>>>>>

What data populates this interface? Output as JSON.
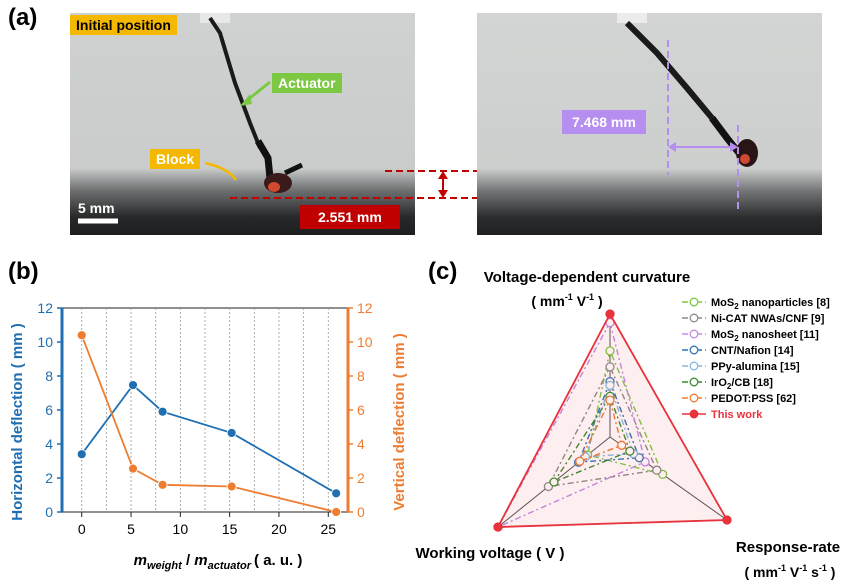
{
  "panel_labels": {
    "a": "(a)",
    "b": "(b)",
    "c": "(c)"
  },
  "panel_a": {
    "initial_label": "Initial position",
    "actuator_label": "Actuator",
    "block_label": "Block",
    "scale_label": "5 mm",
    "vertical_measure": "2.551 mm",
    "horizontal_measure": "7.468 mm",
    "colors": {
      "initial": "#f5b800",
      "actuator": "#7dc843",
      "block": "#f5b800",
      "vertical": "#c00000",
      "horizontal": "#b58ef0"
    }
  },
  "chart_data": [
    {
      "type": "line",
      "xlabel_main": "m",
      "xlabel_sub1": "weight",
      "xlabel_sep": " / ",
      "xlabel_sub2": "actuator",
      "xlabel_unit": "( a. u. )",
      "ylabel_left": "Horizontal deflection ( mm )",
      "ylabel_right": "Vertical deflection ( mm )",
      "xlim": [
        -2,
        27
      ],
      "ylim": [
        0,
        12
      ],
      "xticks": [
        "0",
        "5",
        "10",
        "15",
        "20",
        "25"
      ],
      "yticks": [
        "0",
        "2",
        "4",
        "6",
        "8",
        "10",
        "12"
      ],
      "series": [
        {
          "name": "Horizontal deflection",
          "axis": "left",
          "color": "#1f6fb2",
          "x": [
            0,
            5.2,
            8.2,
            15.2,
            25.8
          ],
          "values": [
            3.4,
            7.468,
            5.9,
            4.65,
            1.1
          ]
        },
        {
          "name": "Vertical deflection",
          "axis": "right",
          "color": "#ee7d31",
          "x": [
            0,
            5.2,
            8.2,
            15.2,
            25.8
          ],
          "values": [
            10.4,
            2.551,
            1.6,
            1.5,
            0.0
          ]
        }
      ]
    },
    {
      "type": "radar",
      "axes": [
        "Voltage-dependent curvature",
        "Working voltage ( V )",
        "Response-rate"
      ],
      "axis_units": [
        "( mm-1 V-1 )",
        "",
        "( mm-1 V-1 s-1 )"
      ],
      "top_label_line1": "Voltage-dependent curvature",
      "top_label_line2_a": "( mm",
      "top_label_line2_b": "-1",
      "top_label_line2_c": " V",
      "top_label_line2_d": "-1",
      "top_label_line2_e": " )",
      "left_label": "Working voltage ( V )",
      "right_label_line1": "Response-rate",
      "right_label_line2": "( mm-1 V-1 s-1 )",
      "legend": [
        {
          "name": "MoS2 nanoparticles [8]",
          "text_a": "MoS",
          "sub": "2",
          "text_b": " nanoparticles [8]",
          "color": "#7ac943",
          "values": [
            0.7,
            0.2,
            0.45
          ],
          "dash": "6,3,2,3"
        },
        {
          "name": "Ni-CAT NWAs/CNF [9]",
          "text_a": "Ni-CAT NWAs/CNF [9]",
          "sub": "",
          "text_b": "",
          "color": "#8c8c8c",
          "values": [
            0.57,
            0.55,
            0.4
          ],
          "dash": "6,3,2,3"
        },
        {
          "name": "MoS2 nanosheet [11]",
          "text_a": "MoS",
          "sub": "2",
          "text_b": " nanosheet [11]",
          "color": "#c08be8",
          "values": [
            0.93,
            1.0,
            0.3
          ],
          "dash": "6,3,2,3"
        },
        {
          "name": "CNT/Nafion [14]",
          "text_a": "CNT/Nafion [14]",
          "sub": "",
          "text_b": "",
          "color": "#2f73b8",
          "values": [
            0.45,
            0.28,
            0.25
          ],
          "dash": "6,3,2,3"
        },
        {
          "name": "PPy-alumina [15]",
          "text_a": "PPy-alumina [15]",
          "sub": "",
          "text_b": "",
          "color": "#87b9e0",
          "values": [
            0.42,
            0.22,
            0.2
          ],
          "dash": "6,3,2,3"
        },
        {
          "name": "IrO2/CB [18]",
          "text_a": "IrO",
          "sub": "2",
          "text_b": "/CB [18]",
          "color": "#3a8c2f",
          "values": [
            0.33,
            0.5,
            0.17
          ],
          "dash": "6,3,2,3"
        },
        {
          "name": "PEDOT:PSS [62]",
          "text_a": "PEDOT:PSS [62]",
          "sub": "",
          "text_b": "",
          "color": "#ee7d31",
          "values": [
            0.3,
            0.27,
            0.1
          ],
          "dash": "6,3,2,3"
        },
        {
          "name": "This work",
          "text_a": "This work",
          "sub": "",
          "text_b": "",
          "color": "#e8323c",
          "values": [
            1.0,
            1.0,
            1.0
          ],
          "dash": ""
        }
      ]
    }
  ]
}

<<<<<

The request ▸ Copy out each line of the data containing the string "dependent".

Exercise answer ▸
        "Voltage-dependent curvature",
      "top_label_line1": "Voltage-dependent curvature",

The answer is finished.